▸ EXERCISE GOAL: Your task is to write out the complete listing exactly as it is shown.

····················

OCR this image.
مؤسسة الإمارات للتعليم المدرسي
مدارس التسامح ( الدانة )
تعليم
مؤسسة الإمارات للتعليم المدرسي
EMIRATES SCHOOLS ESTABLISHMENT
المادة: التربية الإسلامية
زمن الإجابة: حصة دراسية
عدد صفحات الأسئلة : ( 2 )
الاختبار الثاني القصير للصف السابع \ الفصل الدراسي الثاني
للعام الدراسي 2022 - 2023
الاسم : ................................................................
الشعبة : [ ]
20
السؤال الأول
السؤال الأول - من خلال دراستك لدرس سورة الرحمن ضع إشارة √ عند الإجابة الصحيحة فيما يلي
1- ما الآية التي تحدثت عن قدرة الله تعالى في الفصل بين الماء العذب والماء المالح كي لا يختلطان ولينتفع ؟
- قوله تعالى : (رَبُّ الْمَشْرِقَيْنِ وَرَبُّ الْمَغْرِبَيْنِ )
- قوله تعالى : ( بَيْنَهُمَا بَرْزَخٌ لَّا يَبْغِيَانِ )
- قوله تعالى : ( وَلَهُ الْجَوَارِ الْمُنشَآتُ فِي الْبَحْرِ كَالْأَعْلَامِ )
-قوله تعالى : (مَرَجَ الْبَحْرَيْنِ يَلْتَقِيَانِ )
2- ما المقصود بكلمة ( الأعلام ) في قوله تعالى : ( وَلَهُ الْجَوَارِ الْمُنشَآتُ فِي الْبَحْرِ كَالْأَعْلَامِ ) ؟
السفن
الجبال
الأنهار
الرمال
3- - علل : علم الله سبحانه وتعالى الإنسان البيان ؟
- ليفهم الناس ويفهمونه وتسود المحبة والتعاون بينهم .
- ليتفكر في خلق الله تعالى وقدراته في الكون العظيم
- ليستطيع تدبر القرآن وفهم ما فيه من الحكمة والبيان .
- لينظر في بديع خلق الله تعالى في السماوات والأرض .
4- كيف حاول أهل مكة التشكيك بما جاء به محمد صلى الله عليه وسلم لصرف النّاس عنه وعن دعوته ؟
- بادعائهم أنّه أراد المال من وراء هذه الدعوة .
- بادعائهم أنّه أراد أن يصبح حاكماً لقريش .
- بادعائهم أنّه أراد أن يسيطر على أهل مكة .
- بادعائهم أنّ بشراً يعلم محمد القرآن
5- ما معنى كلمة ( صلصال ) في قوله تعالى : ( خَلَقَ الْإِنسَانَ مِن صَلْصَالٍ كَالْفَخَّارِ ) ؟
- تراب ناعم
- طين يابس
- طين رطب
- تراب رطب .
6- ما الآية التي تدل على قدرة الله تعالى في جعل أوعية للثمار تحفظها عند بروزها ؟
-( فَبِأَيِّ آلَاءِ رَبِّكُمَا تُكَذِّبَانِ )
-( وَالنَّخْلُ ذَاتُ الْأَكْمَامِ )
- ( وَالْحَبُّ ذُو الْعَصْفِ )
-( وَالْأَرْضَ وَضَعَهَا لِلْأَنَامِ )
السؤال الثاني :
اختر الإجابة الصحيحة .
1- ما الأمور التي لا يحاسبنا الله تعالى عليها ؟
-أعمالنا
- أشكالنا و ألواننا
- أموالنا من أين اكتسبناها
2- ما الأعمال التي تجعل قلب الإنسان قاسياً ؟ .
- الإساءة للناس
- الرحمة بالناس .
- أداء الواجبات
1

····················

▸ REPLY TO THE TASK:
OCR this image.
مؤسسة الإمارات للتعليم المدرسي
مدارس التسامح ( الدانة )
تعليم
مؤسسة الإمارات للتعليم المدرسي
EMIRATES SCHOOLS ESTABLISHMENT
المادة: التربية الإسلامية
زمن الإجابة: حصة دراسية
عدد صفحات الأسئلة : ( 2 )
الاختبار الثاني القصير للصف السابع \ الفصل الدراسي الثاني
للعام الدراسي 2022 - 2023
الاسم : ................................................................
الشعبة : [ ]
20
السؤال الأول
السؤال الأول - من خلال دراستك لدرس سورة الرحمن ضع إشارة √ عند الإجابة الصحيحة فيما يلي
1- ما الآية التي تحدثت عن قدرة الله تعالى في الفصل بين الماء العذب والماء المالح كي لا يختلطان ولينتفع ؟
- قوله تعالى : (رَبُّ الْمَشْرِقَيْنِ وَرَبُّ الْمَغْرِبَيْنِ )
- قوله تعالى : ( بَيْنَهُمَا بَرْزَخٌ لَّا يَبْغِيَانِ )
- قوله تعالى : ( وَلَهُ الْجَوَارِ الْمُنشَآتُ فِي الْبَحْرِ كَالْأَعْلَامِ )
-قوله تعالى : (مَرَجَ الْبَحْرَيْنِ يَلْتَقِيَانِ )
2- ما المقصود بكلمة ( الأعلام ) في قوله تعالى : ( وَلَهُ الْجَوَارِ الْمُنشَآتُ فِي الْبَحْرِ كَالْأَعْلَامِ ) ؟
السفن
الجبال
الأنهار
الرمال
3- - علل : علم الله سبحانه وتعالى الإنسان البيان ؟
- ليفهم الناس ويفهمونه وتسود المحبة والتعاون بينهم .
- ليتفكر في خلق الله تعالى وقدراته في الكون العظيم
- ليستطيع تدبر القرآن وفهم ما فيه من الحكمة والبيان .
- لينظر في بديع خلق الله تعالى في السماوات والأرض .
4- كيف حاول أهل مكة التشكيك بما جاء به محمد صلى الله عليه وسلم لصرف النّاس عنه وعن دعوته ؟
- بادعائهم أنّه أراد المال من وراء هذه الدعوة .
- بادعائهم أنّه أراد أن يصبح حاكماً لقريش .
- بادعائهم أنّه أراد أن يسيطر على أهل مكة .
- بادعائهم أنّ بشراً يعلم محمد القرآن
5- ما معنى كلمة ( صلصال ) في قوله تعالى : ( خَلَقَ الْإِنسَانَ مِن صَلْصَالٍ كَالْفَخَّارِ ) ؟
- تراب ناعم
- طين يابس
- طين رطب
- تراب رطب .
6- ما الآية التي تدل على قدرة الله تعالى في جعل أوعية للثمار تحفظها عند بروزها ؟
-( فَبِأَيِّ آلَاءِ رَبِّكُمَا تُكَذِّبَانِ )
-( وَالنَّخْلُ ذَاتُ الْأَكْمَامِ )
- ( وَالْحَبُّ ذُو الْعَصْفِ )
-( وَالْأَرْضَ وَضَعَهَا لِلْأَنَامِ )
السؤال الثاني :
اختر الإجابة الصحيحة .
1- ما الأمور التي لا يحاسبنا الله تعالى عليها ؟
-أعمالنا
- أشكالنا و ألواننا
- أموالنا من أين اكتسبناها
2- ما الأعمال التي تجعل قلب الإنسان قاسياً ؟ .
- الإساءة للناس
- الرحمة بالناس .
- أداء الواجبات
1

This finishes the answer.